[Collected data entries]
────────────────

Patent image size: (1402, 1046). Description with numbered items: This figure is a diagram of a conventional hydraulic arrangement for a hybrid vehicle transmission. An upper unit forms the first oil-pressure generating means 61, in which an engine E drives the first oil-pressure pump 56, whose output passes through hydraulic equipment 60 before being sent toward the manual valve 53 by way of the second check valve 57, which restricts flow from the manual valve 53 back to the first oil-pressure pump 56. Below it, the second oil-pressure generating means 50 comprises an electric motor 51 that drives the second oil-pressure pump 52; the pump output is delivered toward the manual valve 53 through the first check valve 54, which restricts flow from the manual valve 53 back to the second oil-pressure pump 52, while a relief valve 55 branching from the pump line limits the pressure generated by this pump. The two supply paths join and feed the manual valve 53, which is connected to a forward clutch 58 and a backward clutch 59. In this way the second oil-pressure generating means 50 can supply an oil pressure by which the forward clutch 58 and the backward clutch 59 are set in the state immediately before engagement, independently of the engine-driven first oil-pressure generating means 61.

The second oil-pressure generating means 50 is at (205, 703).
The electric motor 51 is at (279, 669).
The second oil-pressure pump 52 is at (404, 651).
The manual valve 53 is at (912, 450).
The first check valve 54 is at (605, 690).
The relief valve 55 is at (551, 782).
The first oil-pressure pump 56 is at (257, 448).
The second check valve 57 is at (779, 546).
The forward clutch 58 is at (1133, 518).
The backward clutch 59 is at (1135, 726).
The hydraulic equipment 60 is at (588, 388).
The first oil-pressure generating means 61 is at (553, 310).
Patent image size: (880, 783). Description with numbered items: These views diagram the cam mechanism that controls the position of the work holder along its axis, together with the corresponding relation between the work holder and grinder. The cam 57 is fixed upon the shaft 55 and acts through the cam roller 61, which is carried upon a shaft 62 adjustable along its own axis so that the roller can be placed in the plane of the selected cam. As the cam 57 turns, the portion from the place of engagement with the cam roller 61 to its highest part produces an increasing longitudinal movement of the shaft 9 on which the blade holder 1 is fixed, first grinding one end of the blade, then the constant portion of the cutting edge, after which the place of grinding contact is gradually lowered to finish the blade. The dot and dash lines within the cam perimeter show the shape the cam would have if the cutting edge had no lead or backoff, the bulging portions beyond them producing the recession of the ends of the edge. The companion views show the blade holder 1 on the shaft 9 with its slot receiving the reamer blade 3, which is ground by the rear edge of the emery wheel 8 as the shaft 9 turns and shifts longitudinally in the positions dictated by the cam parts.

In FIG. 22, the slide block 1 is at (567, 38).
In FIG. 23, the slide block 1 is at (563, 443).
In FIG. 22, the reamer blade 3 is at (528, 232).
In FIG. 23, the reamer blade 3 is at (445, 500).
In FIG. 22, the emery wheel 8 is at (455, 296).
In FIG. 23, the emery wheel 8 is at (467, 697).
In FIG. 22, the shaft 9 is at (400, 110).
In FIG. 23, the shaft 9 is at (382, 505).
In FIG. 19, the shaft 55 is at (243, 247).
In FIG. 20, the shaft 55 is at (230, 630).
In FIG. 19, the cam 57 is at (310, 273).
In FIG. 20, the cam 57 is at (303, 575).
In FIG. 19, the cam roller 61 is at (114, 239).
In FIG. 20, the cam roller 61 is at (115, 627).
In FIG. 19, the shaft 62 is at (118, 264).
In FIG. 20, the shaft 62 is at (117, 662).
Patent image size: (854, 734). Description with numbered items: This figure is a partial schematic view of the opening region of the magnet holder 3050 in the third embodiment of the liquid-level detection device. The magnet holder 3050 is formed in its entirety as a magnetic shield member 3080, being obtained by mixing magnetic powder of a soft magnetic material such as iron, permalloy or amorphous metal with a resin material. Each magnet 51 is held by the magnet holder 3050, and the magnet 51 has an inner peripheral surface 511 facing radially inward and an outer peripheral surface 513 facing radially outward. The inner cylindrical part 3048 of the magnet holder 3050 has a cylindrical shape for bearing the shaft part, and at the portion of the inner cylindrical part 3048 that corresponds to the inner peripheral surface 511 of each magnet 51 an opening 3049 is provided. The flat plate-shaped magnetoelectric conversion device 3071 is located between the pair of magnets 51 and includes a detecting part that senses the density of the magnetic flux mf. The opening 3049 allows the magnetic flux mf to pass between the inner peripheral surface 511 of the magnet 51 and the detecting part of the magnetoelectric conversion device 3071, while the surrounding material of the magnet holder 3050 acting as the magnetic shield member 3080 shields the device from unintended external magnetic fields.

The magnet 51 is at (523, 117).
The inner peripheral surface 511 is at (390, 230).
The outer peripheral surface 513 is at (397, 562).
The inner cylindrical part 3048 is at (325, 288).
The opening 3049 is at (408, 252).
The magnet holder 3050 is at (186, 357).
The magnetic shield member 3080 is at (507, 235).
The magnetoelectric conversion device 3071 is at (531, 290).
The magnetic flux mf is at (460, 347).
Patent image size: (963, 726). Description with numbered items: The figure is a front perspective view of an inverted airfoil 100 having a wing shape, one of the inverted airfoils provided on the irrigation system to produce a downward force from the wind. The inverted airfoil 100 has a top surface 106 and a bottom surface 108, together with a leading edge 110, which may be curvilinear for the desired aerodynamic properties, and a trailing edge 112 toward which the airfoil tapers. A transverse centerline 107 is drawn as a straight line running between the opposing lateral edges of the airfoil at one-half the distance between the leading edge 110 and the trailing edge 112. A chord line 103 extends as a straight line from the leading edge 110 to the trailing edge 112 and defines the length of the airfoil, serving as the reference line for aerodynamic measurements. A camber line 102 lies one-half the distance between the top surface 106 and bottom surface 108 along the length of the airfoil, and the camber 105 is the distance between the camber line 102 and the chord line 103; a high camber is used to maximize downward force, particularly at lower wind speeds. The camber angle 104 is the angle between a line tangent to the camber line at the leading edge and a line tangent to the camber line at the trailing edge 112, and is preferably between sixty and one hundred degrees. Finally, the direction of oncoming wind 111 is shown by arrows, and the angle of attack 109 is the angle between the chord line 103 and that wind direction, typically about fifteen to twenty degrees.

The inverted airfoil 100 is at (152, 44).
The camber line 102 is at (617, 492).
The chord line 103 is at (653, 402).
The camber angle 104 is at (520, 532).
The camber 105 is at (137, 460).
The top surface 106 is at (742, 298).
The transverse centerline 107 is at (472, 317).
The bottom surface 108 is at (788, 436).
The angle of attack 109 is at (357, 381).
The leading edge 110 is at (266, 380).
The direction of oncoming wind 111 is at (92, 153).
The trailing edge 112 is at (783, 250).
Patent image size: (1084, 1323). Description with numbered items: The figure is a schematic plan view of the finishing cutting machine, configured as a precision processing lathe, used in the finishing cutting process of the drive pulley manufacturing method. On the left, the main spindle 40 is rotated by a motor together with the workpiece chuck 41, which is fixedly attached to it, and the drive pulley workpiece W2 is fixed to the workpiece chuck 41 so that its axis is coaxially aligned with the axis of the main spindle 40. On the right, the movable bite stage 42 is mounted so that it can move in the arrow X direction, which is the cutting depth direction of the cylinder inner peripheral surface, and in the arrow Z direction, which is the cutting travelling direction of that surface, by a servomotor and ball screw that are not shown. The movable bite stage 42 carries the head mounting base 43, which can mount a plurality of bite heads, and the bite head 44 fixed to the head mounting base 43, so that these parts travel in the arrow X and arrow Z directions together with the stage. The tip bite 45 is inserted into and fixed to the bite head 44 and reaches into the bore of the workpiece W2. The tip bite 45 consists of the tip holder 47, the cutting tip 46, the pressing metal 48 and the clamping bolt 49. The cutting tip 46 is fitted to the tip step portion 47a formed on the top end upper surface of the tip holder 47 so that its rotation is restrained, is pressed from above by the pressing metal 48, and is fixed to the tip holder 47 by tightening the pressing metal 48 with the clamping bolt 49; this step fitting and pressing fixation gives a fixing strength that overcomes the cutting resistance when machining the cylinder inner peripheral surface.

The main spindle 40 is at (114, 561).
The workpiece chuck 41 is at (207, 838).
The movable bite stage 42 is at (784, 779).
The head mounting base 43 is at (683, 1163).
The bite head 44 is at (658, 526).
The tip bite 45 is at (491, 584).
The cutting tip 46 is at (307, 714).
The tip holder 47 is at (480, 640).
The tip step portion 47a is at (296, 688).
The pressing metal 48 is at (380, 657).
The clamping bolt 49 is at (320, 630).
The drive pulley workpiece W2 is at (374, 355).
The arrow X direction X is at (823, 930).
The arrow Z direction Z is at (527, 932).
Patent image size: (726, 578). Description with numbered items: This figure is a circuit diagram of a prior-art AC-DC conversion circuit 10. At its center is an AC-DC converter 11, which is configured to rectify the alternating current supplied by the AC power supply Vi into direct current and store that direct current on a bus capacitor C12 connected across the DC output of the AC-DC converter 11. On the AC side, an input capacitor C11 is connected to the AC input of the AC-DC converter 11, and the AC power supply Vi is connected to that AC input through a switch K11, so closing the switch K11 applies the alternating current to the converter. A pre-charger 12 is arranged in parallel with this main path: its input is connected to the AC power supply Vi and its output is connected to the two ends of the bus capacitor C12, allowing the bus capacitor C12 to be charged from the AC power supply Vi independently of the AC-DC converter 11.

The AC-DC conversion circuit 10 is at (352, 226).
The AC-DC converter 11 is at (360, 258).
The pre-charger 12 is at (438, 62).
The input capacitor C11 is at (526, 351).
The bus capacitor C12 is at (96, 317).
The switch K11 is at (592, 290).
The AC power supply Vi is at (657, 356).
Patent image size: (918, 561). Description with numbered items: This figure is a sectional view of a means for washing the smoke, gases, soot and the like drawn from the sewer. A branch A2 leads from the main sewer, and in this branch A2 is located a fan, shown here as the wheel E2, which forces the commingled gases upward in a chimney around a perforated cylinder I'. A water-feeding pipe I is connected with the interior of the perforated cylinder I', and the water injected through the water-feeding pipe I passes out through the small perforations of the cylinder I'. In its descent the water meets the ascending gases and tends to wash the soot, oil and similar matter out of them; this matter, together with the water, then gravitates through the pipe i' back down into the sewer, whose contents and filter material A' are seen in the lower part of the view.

────────────────

● Job
Copy the stretch of the listing above from the line containing "Patent image size: (963, 726)." through the line containing "The trailing edge 112 is at (783, 250).", keeping every line identical to the original.

● Solution
Patent image size: (963, 726). Description with numbered items: The figure is a front perspective view of an inverted airfoil 100 having a wing shape, one of the inverted airfoils provided on the irrigation system to produce a downward force from the wind. The inverted airfoil 100 has a top surface 106 and a bottom surface 108, together with a leading edge 110, which may be curvilinear for the desired aerodynamic properties, and a trailing edge 112 toward which the airfoil tapers. A transverse centerline 107 is drawn as a straight line running between the opposing lateral edges of the airfoil at one-half the distance between the leading edge 110 and the trailing edge 112. A chord line 103 extends as a straight line from the leading edge 110 to the trailing edge 112 and defines the length of the airfoil, serving as the reference line for aerodynamic measurements. A camber line 102 lies one-half the distance between the top surface 106 and bottom surface 108 along the length of the airfoil, and the camber 105 is the distance between the camber line 102 and the chord line 103; a high camber is used to maximize downward force, particularly at lower wind speeds. The camber angle 104 is the angle between a line tangent to the camber line at the leading edge and a line tangent to the camber line at the trailing edge 112, and is preferably between sixty and one hundred degrees. Finally, the direction of oncoming wind 111 is shown by arrows, and the angle of attack 109 is the angle between the chord line 103 and that wind direction, typically about fifteen to twenty degrees.

The inverted airfoil 100 is at (152, 44).
The camber line 102 is at (617, 492).
The chord line 103 is at (653, 402).
The camber angle 104 is at (520, 532).
The camber 105 is at (137, 460).
The top surface 106 is at (742, 298).
The transverse centerline 107 is at (472, 317).
The bottom surface 108 is at (788, 436).
The angle of attack 109 is at (357, 381).
The leading edge 110 is at (266, 380).
The direction of oncoming wind 111 is at (92, 153).
The trailing edge 112 is at (783, 250).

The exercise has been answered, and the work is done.